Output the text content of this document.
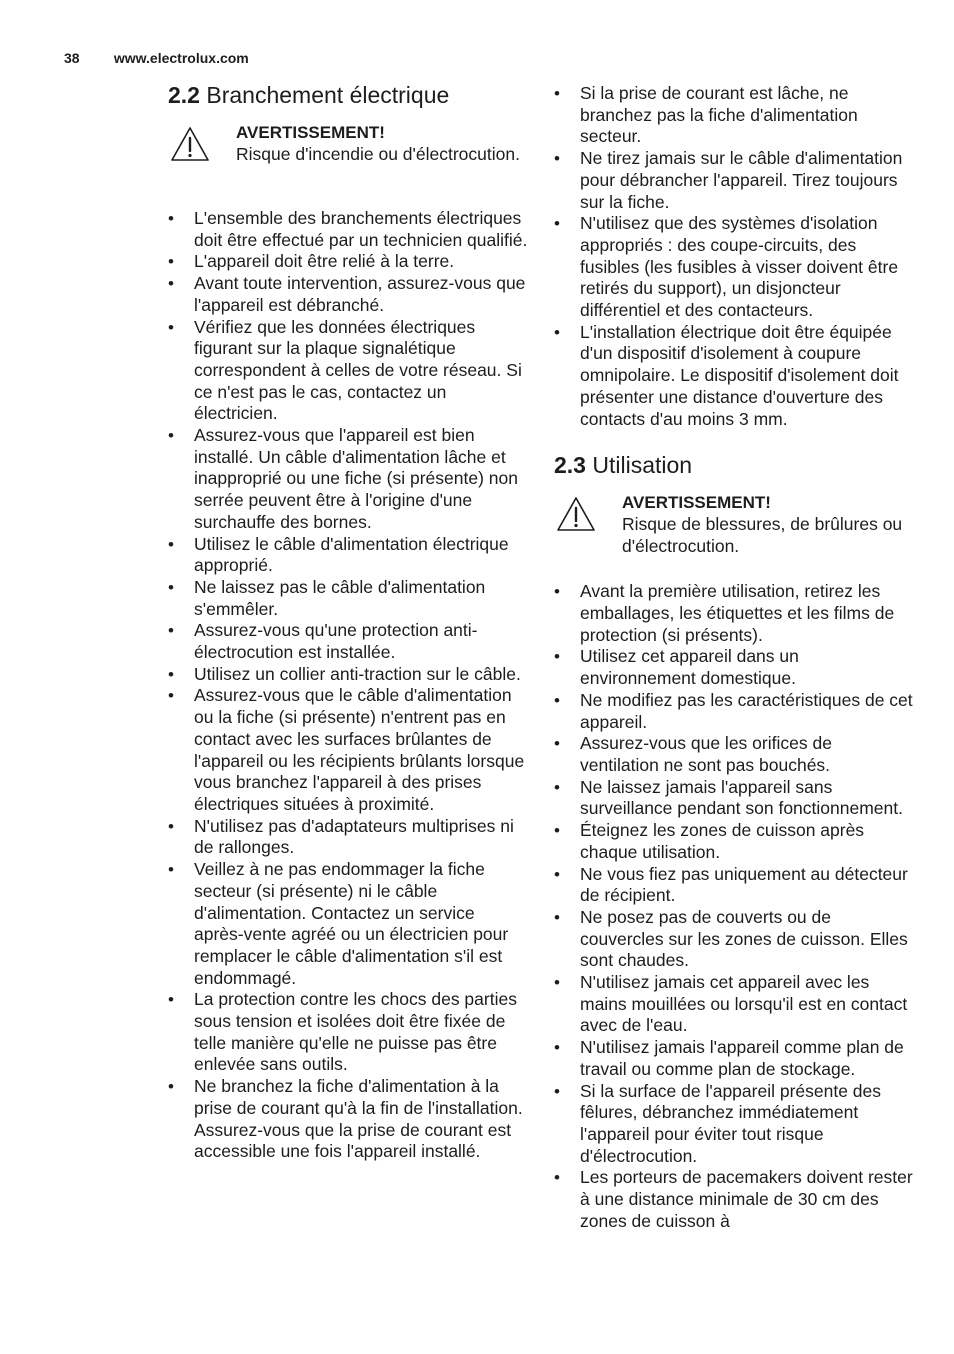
38 www.electrolux.com
2.2 Branchement électrique
AVERTISSEMENT!
Risque d'incendie ou d'électrocution.
• L'ensemble des branchements électriques doit être effectué par un technicien qualifié.
• L'appareil doit être relié à la terre.
• Avant toute intervention, assurez-vous que l'appareil est débranché.
• Vérifiez que les données électriques figurant sur la plaque signalétique correspondent à celles de votre réseau. Si ce n'est pas le cas, contactez un électricien.
• Assurez-vous que l'appareil est bien installé. Un câble d'alimentation lâche et inapproprié ou une fiche (si présente) non serrée peuvent être à l'origine d'une surchauffe des bornes.
• Utilisez le câble d'alimentation électrique approprié.
• Ne laissez pas le câble d'alimentation s'emmêler.
• Assurez-vous qu'une protection anti-électrocution est installée.
• Utilisez un collier anti-traction sur le câble.
• Assurez-vous que le câble d'alimentation ou la fiche (si présente) n'entrent pas en contact avec les surfaces brûlantes de l'appareil ou les récipients brûlants lorsque vous branchez l'appareil à des prises électriques situées à proximité.
• N'utilisez pas d'adaptateurs multiprises ni de rallonges.
• Veillez à ne pas endommager la fiche secteur (si présente) ni le câble d'alimentation. Contactez un service après-vente agréé ou un électricien pour remplacer le câble d'alimentation s'il est endommagé.
• La protection contre les chocs des parties sous tension et isolées doit être fixée de telle manière qu'elle ne puisse pas être enlevée sans outils.
• Ne branchez la fiche d'alimentation à la prise de courant qu'à la fin de l'installation. Assurez-vous que la prise de courant est accessible une fois l'appareil installé.
• Si la prise de courant est lâche, ne branchez pas la fiche d'alimentation secteur.
• Ne tirez jamais sur le câble d'alimentation pour débrancher l'appareil. Tirez toujours sur la fiche.
• N'utilisez que des systèmes d'isolation appropriés : des coupe-circuits, des fusibles (les fusibles à visser doivent être retirés du support), un disjoncteur différentiel et des contacteurs.
• L'installation électrique doit être équipée d'un dispositif d'isolement à coupure omnipolaire. Le dispositif d'isolement doit présenter une distance d'ouverture des contacts d'au moins 3 mm.
2.3 Utilisation
AVERTISSEMENT!
Risque de blessures, de brûlures ou d'électrocution.
• Avant la première utilisation, retirez les emballages, les étiquettes et les films de protection (si présents).
• Utilisez cet appareil dans un environnement domestique.
• Ne modifiez pas les caractéristiques de cet appareil.
• Assurez-vous que les orifices de ventilation ne sont pas bouchés.
• Ne laissez jamais l'appareil sans surveillance pendant son fonctionnement.
• Éteignez les zones de cuisson après chaque utilisation.
• Ne vous fiez pas uniquement au détecteur de récipient.
• Ne posez pas de couverts ou de couvercles sur les zones de cuisson. Elles sont chaudes.
• N'utilisez jamais cet appareil avec les mains mouillées ou lorsqu'il est en contact avec de l'eau.
• N'utilisez jamais l'appareil comme plan de travail ou comme plan de stockage.
• Si la surface de l'appareil présente des fêlures, débranchez immédiatement l'appareil pour éviter tout risque d'électrocution.
• Les porteurs de pacemakers doivent rester à une distance minimale de 30 cm des zones de cuisson à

****

**Requirements:**
Repeat each entry exactly. Pictures do not belong in the copy.

**Output for this exercise:**
Output the text content of this document.
38 www.electrolux.com
2.2 Branchement électrique
AVERTISSEMENT!
Risque d'incendie ou d'électrocution.
• L'ensemble des branchements électriques doit être effectué par un technicien qualifié.
• L'appareil doit être relié à la terre.
• Avant toute intervention, assurez-vous que l'appareil est débranché.
• Vérifiez que les données électriques figurant sur la plaque signalétique correspondent à celles de votre réseau. Si ce n'est pas le cas, contactez un électricien.
• Assurez-vous que l'appareil est bien installé. Un câble d'alimentation lâche et inapproprié ou une fiche (si présente) non serrée peuvent être à l'origine d'une surchauffe des bornes.
• Utilisez le câble d'alimentation électrique approprié.
• Ne laissez pas le câble d'alimentation s'emmêler.
• Assurez-vous qu'une protection anti-électrocution est installée.
• Utilisez un collier anti-traction sur le câble.
• Assurez-vous que le câble d'alimentation ou la fiche (si présente) n'entrent pas en contact avec les surfaces brûlantes de l'appareil ou les récipients brûlants lorsque vous branchez l'appareil à des prises électriques situées à proximité.
• N'utilisez pas d'adaptateurs multiprises ni de rallonges.
• Veillez à ne pas endommager la fiche secteur (si présente) ni le câble d'alimentation. Contactez un service après-vente agréé ou un électricien pour remplacer le câble d'alimentation s'il est endommagé.
• La protection contre les chocs des parties sous tension et isolées doit être fixée de telle manière qu'elle ne puisse pas être enlevée sans outils.
• Ne branchez la fiche d'alimentation à la prise de courant qu'à la fin de l'installation. Assurez-vous que la prise de courant est accessible une fois l'appareil installé.
• Si la prise de courant est lâche, ne branchez pas la fiche d'alimentation secteur.
• Ne tirez jamais sur le câble d'alimentation pour débrancher l'appareil. Tirez toujours sur la fiche.
• N'utilisez que des systèmes d'isolation appropriés : des coupe-circuits, des fusibles (les fusibles à visser doivent être retirés du support), un disjoncteur différentiel et des contacteurs.
• L'installation électrique doit être équipée d'un dispositif d'isolement à coupure omnipolaire. Le dispositif d'isolement doit présenter une distance d'ouverture des contacts d'au moins 3 mm.
2.3 Utilisation
AVERTISSEMENT!
Risque de blessures, de brûlures ou d'électrocution.
• Avant la première utilisation, retirez les emballages, les étiquettes et les films de protection (si présents).
• Utilisez cet appareil dans un environnement domestique.
• Ne modifiez pas les caractéristiques de cet appareil.
• Assurez-vous que les orifices de ventilation ne sont pas bouchés.
• Ne laissez jamais l'appareil sans surveillance pendant son fonctionnement.
• Éteignez les zones de cuisson après chaque utilisation.
• Ne vous fiez pas uniquement au détecteur de récipient.
• Ne posez pas de couverts ou de couvercles sur les zones de cuisson. Elles sont chaudes.
• N'utilisez jamais cet appareil avec les mains mouillées ou lorsqu'il est en contact avec de l'eau.
• N'utilisez jamais l'appareil comme plan de travail ou comme plan de stockage.
• Si la surface de l'appareil présente des fêlures, débranchez immédiatement l'appareil pour éviter tout risque d'électrocution.
• Les porteurs de pacemakers doivent rester à une distance minimale de 30 cm des zones de cuisson à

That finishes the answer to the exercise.